INPUT DATA >>
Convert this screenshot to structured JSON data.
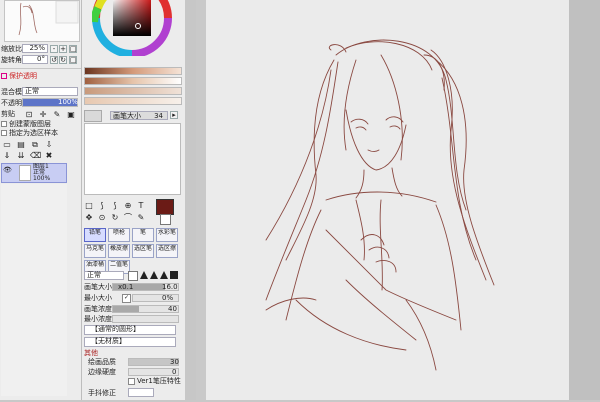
{
  "navigator": {
    "zoom_label": "缩放比率",
    "zoom_value": "25%",
    "rotate_label": "旋转角度",
    "rotate_value": "0°"
  },
  "layer_panel": {
    "protect_alpha": "保护透明",
    "blend_mode_label": "混合模式",
    "blend_mode_value": "正常",
    "opacity_label": "不透明度",
    "opacity_value": "100%",
    "clip_label": "剪贴",
    "checkbox1": "创建蒙版图层",
    "checkbox2": "指定为选区样本",
    "layer_name": "图层1",
    "layer_mode": "正常",
    "layer_opacity": "100%"
  },
  "color": {
    "main_color": "#6b1b16",
    "ring_selected": "#c0161d",
    "bars": [
      "#8a4a33",
      "#c89a7c",
      "#e7c8b0",
      "#f0e2d8"
    ],
    "swatch_label": "画笔大小",
    "swatch_value": "34"
  },
  "tools": {
    "row1": [
      "□",
      "⟆",
      "⟆",
      "⊕",
      "T"
    ],
    "row2": [
      "✥",
      "⊙",
      "↻",
      "⌒",
      "✎"
    ],
    "brushes": [
      {
        "label": "铅笔",
        "selected": true
      },
      {
        "label": "喷枪",
        "selected": false
      },
      {
        "label": "笔",
        "selected": false
      },
      {
        "label": "水彩笔",
        "selected": false
      },
      {
        "label": "马克笔",
        "selected": false
      },
      {
        "label": "橡皮擦",
        "selected": false
      },
      {
        "label": "选区笔",
        "selected": false
      },
      {
        "label": "选区擦",
        "selected": false
      },
      {
        "label": "油漆桶",
        "selected": false
      },
      {
        "label": "二值笔",
        "selected": false
      }
    ]
  },
  "brush_settings": {
    "mode_value": "正常",
    "size_label": "画笔大小",
    "size_mult": "x0.1",
    "size_value": "16.0",
    "min_size_label": "最小大小",
    "min_size_value": "0%",
    "density_label": "画笔浓度",
    "density_value": "40",
    "min_density_label": "最小浓度",
    "shape_dropdown": "【通常的圆形】",
    "texture_dropdown": "【无材质】",
    "advanced_label": "其他",
    "quality_label": "绘画品质",
    "quality_value": "30",
    "edge_label": "边缘硬度",
    "edge_value": "0",
    "ver1_label": "Ver1笔压特性",
    "stabilizer_label": "手抖修正"
  }
}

AIM >> Pictures in the records above are not copied; print everything else exactly.

FINISHED ANSWER >>
Convert this screenshot to structured JSON data.
{
  "navigator": {
    "zoom_label": "缩放比率",
    "zoom_value": "25%",
    "rotate_label": "旋转角度",
    "rotate_value": "0°"
  },
  "layer_panel": {
    "protect_alpha": "保护透明",
    "blend_mode_label": "混合模式",
    "blend_mode_value": "正常",
    "opacity_label": "不透明度",
    "opacity_value": "100%",
    "clip_label": "剪贴",
    "checkbox1": "创建蒙版图层",
    "checkbox2": "指定为选区样本",
    "layer_name": "图层1",
    "layer_mode": "正常",
    "layer_opacity": "100%"
  },
  "color": {
    "main_color": "#6b1b16",
    "ring_selected": "#c0161d",
    "bars": [
      "#8a4a33",
      "#c89a7c",
      "#e7c8b0",
      "#f0e2d8"
    ],
    "swatch_label": "画笔大小",
    "swatch_value": "34"
  },
  "tools": {
    "row1": [
      "□",
      "⟆",
      "⟆",
      "⊕",
      "T"
    ],
    "row2": [
      "✥",
      "⊙",
      "↻",
      "⌒",
      "✎"
    ],
    "brushes": [
      {
        "label": "铅笔",
        "selected": true
      },
      {
        "label": "喷枪",
        "selected": false
      },
      {
        "label": "笔",
        "selected": false
      },
      {
        "label": "水彩笔",
        "selected": false
      },
      {
        "label": "马克笔",
        "selected": false
      },
      {
        "label": "橡皮擦",
        "selected": false
      },
      {
        "label": "选区笔",
        "selected": false
      },
      {
        "label": "选区擦",
        "selected": false
      },
      {
        "label": "油漆桶",
        "selected": false
      },
      {
        "label": "二值笔",
        "selected": false
      }
    ]
  },
  "brush_settings": {
    "mode_value": "正常",
    "size_label": "画笔大小",
    "size_mult": "x0.1",
    "size_value": "16.0",
    "min_size_label": "最小大小",
    "min_size_value": "0%",
    "density_label": "画笔浓度",
    "density_value": "40",
    "min_density_label": "最小浓度",
    "shape_dropdown": "【通常的圆形】",
    "texture_dropdown": "【无材质】",
    "advanced_label": "其他",
    "quality_label": "绘画品质",
    "quality_value": "30",
    "edge_label": "边缘硬度",
    "edge_value": "0",
    "ver1_label": "Ver1笔压特性",
    "stabilizer_label": "手抖修正"
  }
}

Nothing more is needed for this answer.